## TASK REQUIREMENTS
Below you will find a set of lines. Repeat them all exactly.

***** RECORDS FOR THIS EXERCISE

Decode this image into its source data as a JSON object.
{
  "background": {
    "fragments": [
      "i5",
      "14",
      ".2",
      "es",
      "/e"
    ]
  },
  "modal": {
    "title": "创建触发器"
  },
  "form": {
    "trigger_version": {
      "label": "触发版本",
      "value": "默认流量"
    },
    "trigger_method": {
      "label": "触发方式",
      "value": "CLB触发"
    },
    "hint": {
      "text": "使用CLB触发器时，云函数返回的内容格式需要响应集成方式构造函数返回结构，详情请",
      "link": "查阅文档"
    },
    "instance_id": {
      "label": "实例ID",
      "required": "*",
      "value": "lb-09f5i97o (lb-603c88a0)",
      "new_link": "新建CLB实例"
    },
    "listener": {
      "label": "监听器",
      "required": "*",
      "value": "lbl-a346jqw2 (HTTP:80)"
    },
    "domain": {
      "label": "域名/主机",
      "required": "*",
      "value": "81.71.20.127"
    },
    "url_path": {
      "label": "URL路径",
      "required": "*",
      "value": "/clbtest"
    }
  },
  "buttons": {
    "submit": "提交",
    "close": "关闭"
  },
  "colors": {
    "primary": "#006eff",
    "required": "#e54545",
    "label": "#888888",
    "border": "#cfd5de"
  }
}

**********

## WRITTEN RESPONSE
Decode this image into its source data as a JSON object.
{
  "background": {
    "fragments": [
      "i5",
      "14",
      ".2",
      "es",
      "/e"
    ]
  },
  "modal": {
    "title": "创建触发器"
  },
  "form": {
    "trigger_version": {
      "label": "触发版本",
      "value": "默认流量"
    },
    "trigger_method": {
      "label": "触发方式",
      "value": "CLB触发"
    },
    "hint": {
      "text": "使用CLB触发器时，云函数返回的内容格式需要响应集成方式构造函数返回结构，详情请",
      "link": "查阅文档"
    },
    "instance_id": {
      "label": "实例ID",
      "required": "*",
      "value": "lb-09f5i97o (lb-603c88a0)",
      "new_link": "新建CLB实例"
    },
    "listener": {
      "label": "监听器",
      "required": "*",
      "value": "lbl-a346jqw2 (HTTP:80)"
    },
    "domain": {
      "label": "域名/主机",
      "required": "*",
      "value": "81.71.20.127"
    },
    "url_path": {
      "label": "URL路径",
      "required": "*",
      "value": "/clbtest"
    }
  },
  "buttons": {
    "submit": "提交",
    "close": "关闭"
  },
  "colors": {
    "primary": "#006eff",
    "required": "#e54545",
    "label": "#888888",
    "border": "#cfd5de"
  }
}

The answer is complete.